WRITTEN INSTRUCTION | Keep the images out and copy every entry below exactly.

EXTRACTED RECORDS |
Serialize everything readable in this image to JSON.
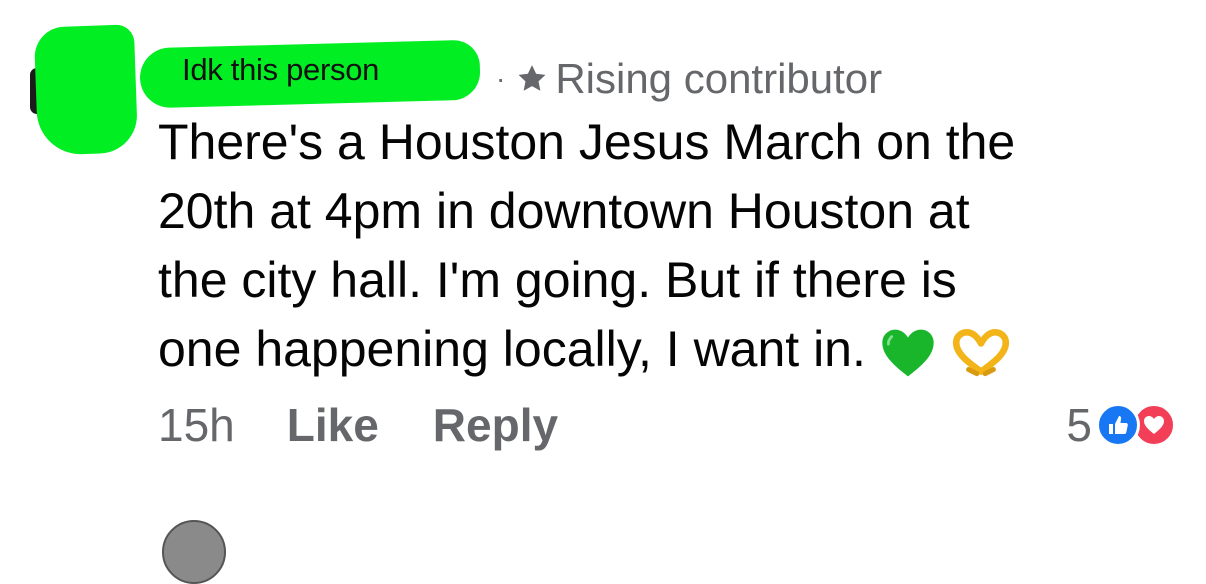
{
  "comment": {
    "author_redaction_label": "Idk this person",
    "separator": "·",
    "badge_label": "Rising contributor",
    "badge_icon": "star-icon",
    "text_lines": [
      "There's a Houston Jesus March on the",
      "20th at 4pm in downtown Houston at",
      "the city hall. I'm going. But if there is",
      "one happening locally, I want in."
    ],
    "emojis": [
      "green-heart-emoji",
      "heart-hands-emoji"
    ],
    "timestamp": "15h",
    "like_label": "Like",
    "reply_label": "Reply",
    "reaction_count": "5",
    "reaction_icons": [
      "like-icon",
      "love-icon"
    ]
  },
  "colors": {
    "redaction_green": "#00ee22",
    "meta_gray": "#65676b",
    "like_blue": "#1877f2",
    "love_red": "#f33e58"
  }
}
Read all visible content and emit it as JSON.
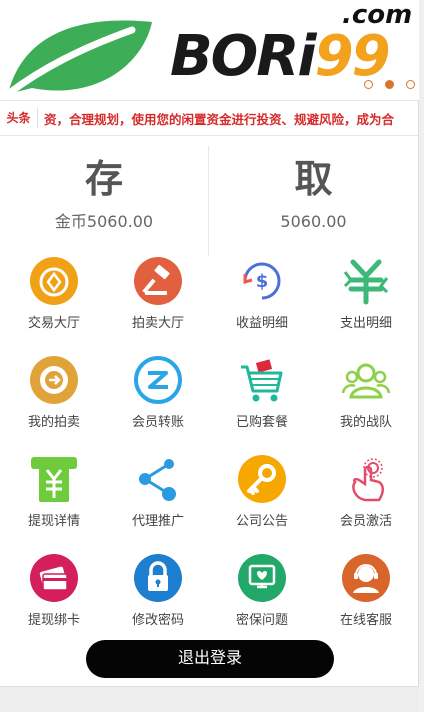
{
  "banner": {
    "brand_main": "BORi",
    "brand_num": "99",
    "brand_suffix": ".com",
    "slides": 3,
    "active_slide": 2
  },
  "ticker": {
    "tag": "头条",
    "text": "资，合理规划，使用您的闲置资金进行投资、规避风险，成为合"
  },
  "account": {
    "deposit_label": "存",
    "deposit_amount": "金币5060.00",
    "withdraw_label": "取",
    "withdraw_amount": "5060.00"
  },
  "menu": [
    {
      "label": "交易大厅",
      "icon": "trade-hall-icon",
      "color": "#f0a116"
    },
    {
      "label": "拍卖大厅",
      "icon": "auction-hammer-icon",
      "color": "#e0603f"
    },
    {
      "label": "收益明细",
      "icon": "income-detail-icon",
      "color": "#4a6fdc"
    },
    {
      "label": "支出明细",
      "icon": "expense-detail-icon",
      "color": "#3cb878"
    },
    {
      "label": "我的拍卖",
      "icon": "my-auction-icon",
      "color": "#e0a33a"
    },
    {
      "label": "会员转账",
      "icon": "transfer-icon",
      "color": "#2aa6e6"
    },
    {
      "label": "已购套餐",
      "icon": "cart-icon",
      "color": "#1fb89a"
    },
    {
      "label": "我的战队",
      "icon": "team-icon",
      "color": "#8dd04a"
    },
    {
      "label": "提现详情",
      "icon": "withdraw-detail-icon",
      "color": "#6ecb3c"
    },
    {
      "label": "代理推广",
      "icon": "share-icon",
      "color": "#2a9be0"
    },
    {
      "label": "公司公告",
      "icon": "announcement-key-icon",
      "color": "#f6a800"
    },
    {
      "label": "会员激活",
      "icon": "activate-touch-icon",
      "color": "#e24e6a"
    },
    {
      "label": "提现绑卡",
      "icon": "bind-card-icon",
      "color": "#d41f5a"
    },
    {
      "label": "修改密码",
      "icon": "lock-icon",
      "color": "#1e7fd0"
    },
    {
      "label": "密保问题",
      "icon": "security-question-icon",
      "color": "#22a868"
    },
    {
      "label": "在线客服",
      "icon": "customer-service-icon",
      "color": "#d9652a"
    }
  ],
  "logout_label": "退出登录"
}
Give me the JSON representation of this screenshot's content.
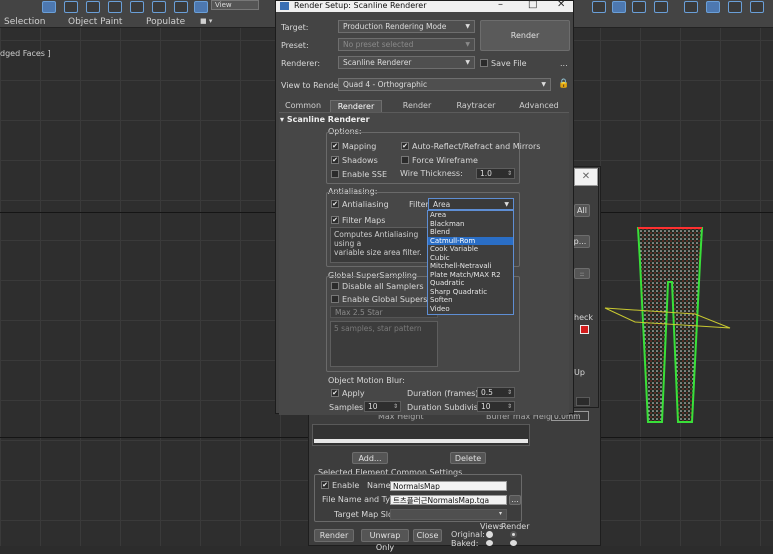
{
  "max": {
    "menu": {
      "selection": "Selection",
      "object_paint": "Object Paint",
      "populate": "Populate"
    },
    "view_dropdown": "View",
    "viewport_label": "dged Faces ]"
  },
  "render_setup": {
    "title": "Render Setup: Scanline Renderer",
    "target_label": "Target:",
    "target_value": "Production Rendering Mode",
    "preset_label": "Preset:",
    "preset_value": "No preset selected",
    "renderer_label": "Renderer:",
    "renderer_value": "Scanline Renderer",
    "save_file_label": "Save File",
    "more_label": "...",
    "render_button": "Render",
    "view_label": "View to Render:",
    "view_value": "Quad 4 - Orthographic",
    "tabs": [
      "Common",
      "Renderer",
      "Render Elements",
      "Raytracer",
      "Advanced Lighting"
    ],
    "rollout_title": "Scanline Renderer",
    "options": {
      "title": "Options:",
      "mapping": "Mapping",
      "auto_reflect": "Auto-Reflect/Refract and Mirrors",
      "shadows": "Shadows",
      "force_wireframe": "Force Wireframe",
      "enable_sse": "Enable SSE",
      "wire_thickness_label": "Wire Thickness:",
      "wire_thickness_value": "1.0"
    },
    "antialiasing": {
      "title": "Antialiasing:",
      "antialiasing": "Antialiasing",
      "filter_label": "Filter:",
      "filter_value": "Area",
      "filter_maps": "Filter Maps",
      "description": "Computes Antialiasing using a\nvariable size area filter."
    },
    "filter_options": [
      "Area",
      "Blackman",
      "Blend",
      "Catmull-Rom",
      "Cook Variable",
      "Cubic",
      "Mitchell-Netravali",
      "Plate Match/MAX R2",
      "Quadratic",
      "Sharp Quadratic",
      "Soften",
      "Video"
    ],
    "filter_selected": "Catmull-Rom",
    "supersampling": {
      "title": "Global SuperSampling",
      "disable_all": "Disable all Samplers",
      "enable_global": "Enable Global Supersampler",
      "sampler": "Max 2.5 Star",
      "desc": "5 samples, star pattern"
    },
    "motion_blur": {
      "title": "Object Motion Blur:",
      "apply": "Apply",
      "duration_label": "Duration (frames):",
      "duration_value": "0.5",
      "samples_label": "Samples:",
      "samples_value": "10",
      "subdiv_label": "Duration Subdivisions:",
      "subdiv_value": "10"
    }
  },
  "render_to_texture": {
    "side_all": "All",
    "side_dots": "p...",
    "side_check": "heck",
    "side_up": "Up",
    "max_height_label": "Max Height",
    "buffer_label": "Buffer max Height",
    "buffer_value": "0.0mm",
    "add_button": "Add...",
    "delete_button": "Delete",
    "common_settings_title": "Selected Element Common Settings",
    "enable_label": "Enable",
    "name_label": "Name:",
    "name_value": "NormalsMap",
    "file_label": "File Name and Type:",
    "file_value": "트츠플러근NormalsMap.tga",
    "browse": "...",
    "target_slot_label": "Target Map Slot:",
    "views_label": "Views",
    "render_label": "Render",
    "original_label": "Original:",
    "baked_label": "Baked:",
    "render_button": "Render",
    "unwrap_button": "Unwrap Only",
    "close_button": "Close"
  }
}
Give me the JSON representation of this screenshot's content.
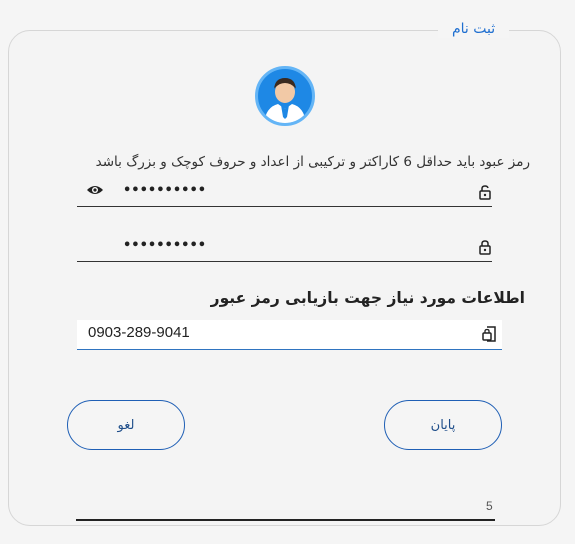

WRITTEN REPLY |
Serialize everything readable in this image to JSON.
{
  "comment": {
    "author_redaction_label": "Idk this person",
    "separator": "·",
    "badge_label": "Rising contributor",
    "badge_icon": "star-icon",
    "text_lines": [
      "There's a Houston Jesus March on the",
      "20th at 4pm in downtown Houston at",
      "the city hall. I'm going. But if there is",
      "one happening locally, I want in."
    ],
    "emojis": [
      "green-heart-emoji",
      "heart-hands-emoji"
    ],
    "timestamp": "15h",
    "like_label": "Like",
    "reply_label": "Reply",
    "reaction_count": "5",
    "reaction_icons": [
      "like-icon",
      "love-icon"
    ]
  },
  "colors": {
    "redaction_green": "#00ee22",
    "meta_gray": "#65676b",
    "like_blue": "#1877f2",
    "love_red": "#f33e58"
  }
}
Read all visible content and emit it as JSON.
{
  "banner": {
    "brand_main": "BORi",
    "brand_num": "99",
    "brand_suffix": ".com",
    "slides": 3,
    "active_slide": 2
  },
  "ticker": {
    "tag": "头条",
    "text": "资，合理规划，使用您的闲置资金进行投资、规避风险，成为合"
  },
  "account": {
    "deposit_label": "存",
    "deposit_amount": "金币5060.00",
    "withdraw_label": "取",
    "withdraw_amount": "5060.00"
  },
  "menu": [
    {
      "label": "交易大厅",
      "icon": "trade-hall-icon",
      "color": "#f0a116"
    },
    {
      "label": "拍卖大厅",
      "icon": "auction-hammer-icon",
      "color": "#e0603f"
    },
    {
      "label": "收益明细",
      "icon": "income-detail-icon",
      "color": "#4a6fdc"
    },
    {
      "label": "支出明细",
      "icon": "expense-detail-icon",
      "color": "#3cb878"
    },
    {
      "label": "我的拍卖",
      "icon": "my-auction-icon",
      "color": "#e0a33a"
    },
    {
      "label": "会员转账",
      "icon": "transfer-icon",
      "color": "#2aa6e6"
    },
    {
      "label": "已购套餐",
      "icon": "cart-icon",
      "color": "#1fb89a"
    },
    {
      "label": "我的战队",
      "icon": "team-icon",
      "color": "#8dd04a"
    },
    {
      "label": "提现详情",
      "icon": "withdraw-detail-icon",
      "color": "#6ecb3c"
    },
    {
      "label": "代理推广",
      "icon": "share-icon",
      "color": "#2a9be0"
    },
    {
      "label": "公司公告",
      "icon": "announcement-key-icon",
      "color": "#f6a800"
    },
    {
      "label": "会员激活",
      "icon": "activate-touch-icon",
      "color": "#e24e6a"
    },
    {
      "label": "提现绑卡",
      "icon": "bind-card-icon",
      "color": "#d41f5a"
    },
    {
      "label": "修改密码",
      "icon": "lock-icon",
      "color": "#1e7fd0"
    },
    {
      "label": "密保问题",
      "icon": "security-question-icon",
      "color": "#22a868"
    },
    {
      "label": "在线客服",
      "icon": "customer-service-icon",
      "color": "#d9652a"
    }
  ],
  "logout_label": "退出登录"
}
Give me the JSON representation of this screenshot's content.
{
  "max": {
    "menu": {
      "selection": "Selection",
      "object_paint": "Object Paint",
      "populate": "Populate"
    },
    "view_dropdown": "View",
    "viewport_label": "dged Faces ]"
  },
  "render_setup": {
    "title": "Render Setup: Scanline Renderer",
    "target_label": "Target:",
    "target_value": "Production Rendering Mode",
    "preset_label": "Preset:",
    "preset_value": "No preset selected",
    "renderer_label": "Renderer:",
    "renderer_value": "Scanline Renderer",
    "save_file_label": "Save File",
    "more_label": "...",
    "render_button": "Render",
    "view_label": "View to Render:",
    "view_value": "Quad 4 - Orthographic",
    "tabs": [
      "Common",
      "Renderer",
      "Render Elements",
      "Raytracer",
      "Advanced Lighting"
    ],
    "rollout_title": "Scanline Renderer",
    "options": {
      "title": "Options:",
      "mapping": "Mapping",
      "auto_reflect": "Auto-Reflect/Refract and Mirrors",
      "shadows": "Shadows",
      "force_wireframe": "Force Wireframe",
      "enable_sse": "Enable SSE",
      "wire_thickness_label": "Wire Thickness:",
      "wire_thickness_value": "1.0"
    },
    "antialiasing": {
      "title": "Antialiasing:",
      "antialiasing": "Antialiasing",
      "filter_label": "Filter:",
      "filter_value": "Area",
      "filter_maps": "Filter Maps",
      "description": "Computes Antialiasing using a\nvariable size area filter."
    },
    "filter_options": [
      "Area",
      "Blackman",
      "Blend",
      "Catmull-Rom",
      "Cook Variable",
      "Cubic",
      "Mitchell-Netravali",
      "Plate Match/MAX R2",
      "Quadratic",
      "Sharp Quadratic",
      "Soften",
      "Video"
    ],
    "filter_selected": "Catmull-Rom",
    "supersampling": {
      "title": "Global SuperSampling",
      "disable_all": "Disable all Samplers",
      "enable_global": "Enable Global Supersampler",
      "sampler": "Max 2.5 Star",
      "desc": "5 samples, star pattern"
    },
    "motion_blur": {
      "title": "Object Motion Blur:",
      "apply": "Apply",
      "duration_label": "Duration (frames):",
      "duration_value": "0.5",
      "samples_label": "Samples:",
      "samples_value": "10",
      "subdiv_label": "Duration Subdivisions:",
      "subdiv_value": "10"
    }
  },
  "render_to_texture": {
    "side_all": "All",
    "side_dots": "p...",
    "side_check": "heck",
    "side_up": "Up",
    "max_height_label": "Max Height",
    "buffer_label": "Buffer max Height",
    "buffer_value": "0.0mm",
    "add_button": "Add...",
    "delete_button": "Delete",
    "common_settings_title": "Selected Element Common Settings",
    "enable_label": "Enable",
    "name_label": "Name:",
    "name_value": "NormalsMap",
    "file_label": "File Name and Type:",
    "file_value": "트츠플러근NormalsMap.tga",
    "browse": "...",
    "target_slot_label": "Target Map Slot:",
    "views_label": "Views",
    "render_label": "Render",
    "original_label": "Original:",
    "baked_label": "Baked:",
    "render_button": "Render",
    "unwrap_button": "Unwrap Only",
    "close_button": "Close"
  }
}
Give me the JSON representation of this screenshot's content.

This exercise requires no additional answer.